* _Material supplied_
-------
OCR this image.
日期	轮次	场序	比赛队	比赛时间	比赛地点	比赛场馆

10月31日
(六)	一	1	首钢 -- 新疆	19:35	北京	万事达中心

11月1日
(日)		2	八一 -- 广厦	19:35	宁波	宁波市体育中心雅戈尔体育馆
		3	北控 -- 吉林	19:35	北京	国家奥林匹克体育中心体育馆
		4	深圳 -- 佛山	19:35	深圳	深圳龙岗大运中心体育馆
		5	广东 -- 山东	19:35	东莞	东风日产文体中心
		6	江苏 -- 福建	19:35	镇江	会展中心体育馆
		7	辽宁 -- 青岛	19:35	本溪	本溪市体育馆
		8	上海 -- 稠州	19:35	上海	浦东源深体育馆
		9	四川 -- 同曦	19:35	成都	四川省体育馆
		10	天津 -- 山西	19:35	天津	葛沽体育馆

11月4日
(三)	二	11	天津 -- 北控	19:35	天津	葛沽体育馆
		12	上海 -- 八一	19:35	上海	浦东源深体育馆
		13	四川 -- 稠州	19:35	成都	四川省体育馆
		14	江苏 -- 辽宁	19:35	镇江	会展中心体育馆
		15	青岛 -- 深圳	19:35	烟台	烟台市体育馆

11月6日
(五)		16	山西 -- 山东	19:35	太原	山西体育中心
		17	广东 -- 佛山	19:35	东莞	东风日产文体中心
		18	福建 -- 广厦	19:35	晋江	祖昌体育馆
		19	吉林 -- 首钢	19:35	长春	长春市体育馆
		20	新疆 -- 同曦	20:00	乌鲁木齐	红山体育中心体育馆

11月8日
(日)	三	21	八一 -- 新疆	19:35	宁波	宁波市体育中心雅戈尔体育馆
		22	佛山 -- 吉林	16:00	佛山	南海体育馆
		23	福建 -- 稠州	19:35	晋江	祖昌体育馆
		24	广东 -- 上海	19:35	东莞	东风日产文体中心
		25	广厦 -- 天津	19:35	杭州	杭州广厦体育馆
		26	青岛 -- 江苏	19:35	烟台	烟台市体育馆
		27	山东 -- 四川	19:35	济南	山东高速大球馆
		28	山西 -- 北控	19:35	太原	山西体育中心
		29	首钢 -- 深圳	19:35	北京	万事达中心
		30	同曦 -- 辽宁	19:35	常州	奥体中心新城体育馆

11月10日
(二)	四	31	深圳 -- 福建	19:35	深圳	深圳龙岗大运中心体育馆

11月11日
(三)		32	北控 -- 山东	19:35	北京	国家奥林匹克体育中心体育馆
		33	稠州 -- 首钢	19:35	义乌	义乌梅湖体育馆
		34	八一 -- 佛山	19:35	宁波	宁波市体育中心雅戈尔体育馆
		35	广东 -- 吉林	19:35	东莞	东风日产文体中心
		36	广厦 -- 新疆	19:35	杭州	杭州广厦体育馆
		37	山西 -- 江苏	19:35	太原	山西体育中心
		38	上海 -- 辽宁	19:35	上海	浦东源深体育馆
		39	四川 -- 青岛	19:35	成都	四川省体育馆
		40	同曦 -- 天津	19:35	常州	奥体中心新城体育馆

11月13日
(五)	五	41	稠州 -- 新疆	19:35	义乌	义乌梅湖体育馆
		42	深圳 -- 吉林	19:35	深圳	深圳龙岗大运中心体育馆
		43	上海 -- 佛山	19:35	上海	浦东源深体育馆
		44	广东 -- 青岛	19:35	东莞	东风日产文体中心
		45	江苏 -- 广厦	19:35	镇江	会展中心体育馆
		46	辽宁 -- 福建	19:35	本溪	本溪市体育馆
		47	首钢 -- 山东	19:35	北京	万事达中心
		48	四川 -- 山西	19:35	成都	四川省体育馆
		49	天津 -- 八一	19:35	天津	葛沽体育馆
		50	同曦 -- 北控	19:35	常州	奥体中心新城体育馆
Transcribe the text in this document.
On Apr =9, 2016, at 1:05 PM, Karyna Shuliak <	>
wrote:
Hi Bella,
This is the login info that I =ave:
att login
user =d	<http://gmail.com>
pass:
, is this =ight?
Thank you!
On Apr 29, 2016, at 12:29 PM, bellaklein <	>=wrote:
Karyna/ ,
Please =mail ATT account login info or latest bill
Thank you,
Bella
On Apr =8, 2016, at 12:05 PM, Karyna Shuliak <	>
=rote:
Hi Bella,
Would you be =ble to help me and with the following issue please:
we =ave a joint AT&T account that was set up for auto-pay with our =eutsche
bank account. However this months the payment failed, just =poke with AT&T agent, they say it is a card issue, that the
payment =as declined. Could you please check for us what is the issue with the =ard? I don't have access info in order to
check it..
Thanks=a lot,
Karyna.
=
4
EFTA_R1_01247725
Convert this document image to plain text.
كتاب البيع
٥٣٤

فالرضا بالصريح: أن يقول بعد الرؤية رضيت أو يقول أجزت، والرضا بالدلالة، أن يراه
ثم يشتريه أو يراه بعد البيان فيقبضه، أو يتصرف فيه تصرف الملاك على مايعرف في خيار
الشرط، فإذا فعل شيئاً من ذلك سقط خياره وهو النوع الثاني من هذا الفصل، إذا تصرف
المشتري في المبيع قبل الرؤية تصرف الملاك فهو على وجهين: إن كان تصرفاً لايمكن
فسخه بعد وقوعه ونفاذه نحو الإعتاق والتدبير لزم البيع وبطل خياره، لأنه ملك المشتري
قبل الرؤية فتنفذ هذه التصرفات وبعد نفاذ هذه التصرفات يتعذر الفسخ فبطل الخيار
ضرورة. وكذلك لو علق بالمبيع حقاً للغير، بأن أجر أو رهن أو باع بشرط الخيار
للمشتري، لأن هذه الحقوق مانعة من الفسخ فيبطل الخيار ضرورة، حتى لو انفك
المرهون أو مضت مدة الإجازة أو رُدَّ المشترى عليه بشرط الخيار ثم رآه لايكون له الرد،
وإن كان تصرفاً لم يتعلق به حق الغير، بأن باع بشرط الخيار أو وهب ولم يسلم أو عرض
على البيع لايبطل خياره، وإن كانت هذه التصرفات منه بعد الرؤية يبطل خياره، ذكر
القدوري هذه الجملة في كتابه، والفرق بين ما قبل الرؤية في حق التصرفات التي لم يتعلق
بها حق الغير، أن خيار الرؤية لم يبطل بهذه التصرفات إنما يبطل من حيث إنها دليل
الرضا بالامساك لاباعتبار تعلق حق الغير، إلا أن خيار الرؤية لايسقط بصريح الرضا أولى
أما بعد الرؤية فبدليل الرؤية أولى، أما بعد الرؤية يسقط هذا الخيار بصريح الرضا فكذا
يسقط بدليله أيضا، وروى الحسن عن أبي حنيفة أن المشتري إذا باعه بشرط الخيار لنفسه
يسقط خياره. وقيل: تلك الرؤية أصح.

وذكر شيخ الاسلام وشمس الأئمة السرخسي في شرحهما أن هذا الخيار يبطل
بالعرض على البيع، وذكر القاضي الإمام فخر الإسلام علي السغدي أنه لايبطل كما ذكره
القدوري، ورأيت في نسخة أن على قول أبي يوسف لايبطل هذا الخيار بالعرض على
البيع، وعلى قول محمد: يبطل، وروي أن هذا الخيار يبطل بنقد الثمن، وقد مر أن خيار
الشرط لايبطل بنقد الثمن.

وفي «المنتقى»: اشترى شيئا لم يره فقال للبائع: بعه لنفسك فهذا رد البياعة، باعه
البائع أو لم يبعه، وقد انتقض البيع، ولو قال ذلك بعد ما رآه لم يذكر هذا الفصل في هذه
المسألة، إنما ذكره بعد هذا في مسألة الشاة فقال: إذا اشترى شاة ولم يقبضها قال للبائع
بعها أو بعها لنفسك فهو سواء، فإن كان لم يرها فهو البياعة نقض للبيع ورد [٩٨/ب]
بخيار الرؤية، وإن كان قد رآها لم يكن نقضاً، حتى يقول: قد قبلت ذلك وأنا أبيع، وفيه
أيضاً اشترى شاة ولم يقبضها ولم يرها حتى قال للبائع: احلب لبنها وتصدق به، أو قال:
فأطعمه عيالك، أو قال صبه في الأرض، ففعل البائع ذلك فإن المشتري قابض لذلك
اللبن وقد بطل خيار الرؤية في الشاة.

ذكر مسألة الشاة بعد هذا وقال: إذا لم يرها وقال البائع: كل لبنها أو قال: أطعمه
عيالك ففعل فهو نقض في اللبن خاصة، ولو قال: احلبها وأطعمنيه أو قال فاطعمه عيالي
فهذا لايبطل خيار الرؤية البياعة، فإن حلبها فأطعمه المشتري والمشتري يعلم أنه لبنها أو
-------
* _Given task_
Go through the listing above line by line and say how many lines hold the word "会展中心体育馆". Reply with that number only.

* _Problem solution_
3